__EXERCISE REQUIREMENTS__
Extract, from the records beneath this instruction, each line that contains the word "style".

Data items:
+++

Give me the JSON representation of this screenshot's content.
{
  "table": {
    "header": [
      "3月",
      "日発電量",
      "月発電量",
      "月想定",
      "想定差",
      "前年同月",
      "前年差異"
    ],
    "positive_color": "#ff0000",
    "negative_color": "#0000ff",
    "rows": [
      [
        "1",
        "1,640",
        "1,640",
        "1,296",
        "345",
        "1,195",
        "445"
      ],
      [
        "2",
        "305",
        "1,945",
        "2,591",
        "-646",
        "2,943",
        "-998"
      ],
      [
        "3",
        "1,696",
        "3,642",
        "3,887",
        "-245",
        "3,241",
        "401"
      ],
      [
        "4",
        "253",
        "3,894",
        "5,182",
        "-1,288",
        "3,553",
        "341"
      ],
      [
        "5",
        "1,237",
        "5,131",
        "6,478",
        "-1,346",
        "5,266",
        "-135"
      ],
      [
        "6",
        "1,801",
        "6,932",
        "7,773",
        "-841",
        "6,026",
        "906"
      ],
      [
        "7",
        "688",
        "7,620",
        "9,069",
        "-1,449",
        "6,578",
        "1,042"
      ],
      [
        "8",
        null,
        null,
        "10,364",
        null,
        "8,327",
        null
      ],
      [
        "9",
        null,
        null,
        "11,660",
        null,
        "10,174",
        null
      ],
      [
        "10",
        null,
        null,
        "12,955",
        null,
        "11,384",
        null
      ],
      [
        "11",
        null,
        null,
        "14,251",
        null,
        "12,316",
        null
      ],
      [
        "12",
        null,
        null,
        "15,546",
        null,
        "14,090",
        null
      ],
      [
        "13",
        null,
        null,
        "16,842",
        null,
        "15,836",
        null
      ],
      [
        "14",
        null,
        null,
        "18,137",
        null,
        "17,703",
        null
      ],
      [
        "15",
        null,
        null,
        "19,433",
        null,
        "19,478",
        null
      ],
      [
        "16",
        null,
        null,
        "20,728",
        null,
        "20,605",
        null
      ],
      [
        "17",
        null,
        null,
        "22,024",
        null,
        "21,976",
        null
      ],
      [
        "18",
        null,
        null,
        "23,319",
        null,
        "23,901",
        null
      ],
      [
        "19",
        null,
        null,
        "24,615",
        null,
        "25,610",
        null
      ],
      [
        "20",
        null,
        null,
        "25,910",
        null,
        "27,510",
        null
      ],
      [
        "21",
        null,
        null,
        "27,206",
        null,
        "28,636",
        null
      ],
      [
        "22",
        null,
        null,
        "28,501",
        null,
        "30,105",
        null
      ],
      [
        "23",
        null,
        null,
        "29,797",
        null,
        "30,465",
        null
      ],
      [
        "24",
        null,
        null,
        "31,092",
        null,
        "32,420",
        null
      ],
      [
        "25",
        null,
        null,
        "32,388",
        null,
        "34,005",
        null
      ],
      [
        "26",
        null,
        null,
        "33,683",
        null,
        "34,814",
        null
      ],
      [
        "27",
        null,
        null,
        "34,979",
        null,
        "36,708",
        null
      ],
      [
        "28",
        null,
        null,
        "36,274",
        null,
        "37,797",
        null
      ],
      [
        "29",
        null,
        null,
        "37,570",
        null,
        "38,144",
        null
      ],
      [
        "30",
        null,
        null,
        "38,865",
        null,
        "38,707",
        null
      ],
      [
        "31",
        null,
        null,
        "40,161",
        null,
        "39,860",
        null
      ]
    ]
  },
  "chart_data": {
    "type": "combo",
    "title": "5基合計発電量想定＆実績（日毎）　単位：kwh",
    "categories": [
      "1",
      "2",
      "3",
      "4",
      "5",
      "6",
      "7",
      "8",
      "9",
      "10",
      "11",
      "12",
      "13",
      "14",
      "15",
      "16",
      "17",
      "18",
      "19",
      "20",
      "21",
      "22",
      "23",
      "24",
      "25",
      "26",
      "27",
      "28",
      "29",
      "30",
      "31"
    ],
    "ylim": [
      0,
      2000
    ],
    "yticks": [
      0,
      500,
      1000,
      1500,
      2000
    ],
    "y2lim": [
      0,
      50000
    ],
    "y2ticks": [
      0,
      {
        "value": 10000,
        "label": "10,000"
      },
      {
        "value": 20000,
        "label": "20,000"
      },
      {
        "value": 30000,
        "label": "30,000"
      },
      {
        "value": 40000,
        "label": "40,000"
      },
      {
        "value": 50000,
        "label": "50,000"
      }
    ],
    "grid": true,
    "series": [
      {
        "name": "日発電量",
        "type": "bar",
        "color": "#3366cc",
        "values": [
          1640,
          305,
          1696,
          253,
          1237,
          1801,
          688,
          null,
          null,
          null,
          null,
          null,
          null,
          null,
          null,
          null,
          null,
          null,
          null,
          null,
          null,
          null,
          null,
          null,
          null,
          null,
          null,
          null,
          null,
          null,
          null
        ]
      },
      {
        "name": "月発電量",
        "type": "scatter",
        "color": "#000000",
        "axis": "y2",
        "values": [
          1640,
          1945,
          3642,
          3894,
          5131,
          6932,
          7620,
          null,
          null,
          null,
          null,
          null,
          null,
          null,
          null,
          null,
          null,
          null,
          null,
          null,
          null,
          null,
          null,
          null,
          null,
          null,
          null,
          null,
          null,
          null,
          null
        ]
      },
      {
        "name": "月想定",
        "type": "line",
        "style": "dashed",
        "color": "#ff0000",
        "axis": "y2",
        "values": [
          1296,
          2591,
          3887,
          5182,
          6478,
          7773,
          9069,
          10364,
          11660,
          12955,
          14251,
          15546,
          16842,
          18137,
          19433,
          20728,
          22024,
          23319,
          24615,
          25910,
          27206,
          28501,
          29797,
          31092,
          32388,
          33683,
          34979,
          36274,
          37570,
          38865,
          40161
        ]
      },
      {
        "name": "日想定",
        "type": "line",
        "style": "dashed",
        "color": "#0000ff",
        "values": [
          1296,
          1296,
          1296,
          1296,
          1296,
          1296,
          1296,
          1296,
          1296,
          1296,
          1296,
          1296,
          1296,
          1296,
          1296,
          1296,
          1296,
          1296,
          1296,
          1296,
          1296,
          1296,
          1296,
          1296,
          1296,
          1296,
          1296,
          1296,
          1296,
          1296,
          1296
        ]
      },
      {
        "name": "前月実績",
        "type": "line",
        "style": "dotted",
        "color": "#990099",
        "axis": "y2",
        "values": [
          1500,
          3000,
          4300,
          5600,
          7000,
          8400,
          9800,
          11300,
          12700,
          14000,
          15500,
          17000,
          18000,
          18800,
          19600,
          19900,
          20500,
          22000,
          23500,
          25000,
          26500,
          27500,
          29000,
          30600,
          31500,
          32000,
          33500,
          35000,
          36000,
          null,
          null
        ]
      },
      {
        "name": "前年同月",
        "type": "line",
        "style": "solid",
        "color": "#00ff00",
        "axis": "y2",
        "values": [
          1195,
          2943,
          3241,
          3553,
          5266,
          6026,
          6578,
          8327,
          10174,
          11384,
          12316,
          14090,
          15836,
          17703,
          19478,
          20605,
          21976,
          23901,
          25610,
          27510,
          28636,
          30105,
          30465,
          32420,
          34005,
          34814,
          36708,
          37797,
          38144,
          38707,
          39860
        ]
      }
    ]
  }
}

+++

__ANSWER__
        "style": "dashed",
        "style": "dashed",
        "style": "dotted",
        "style": "solid",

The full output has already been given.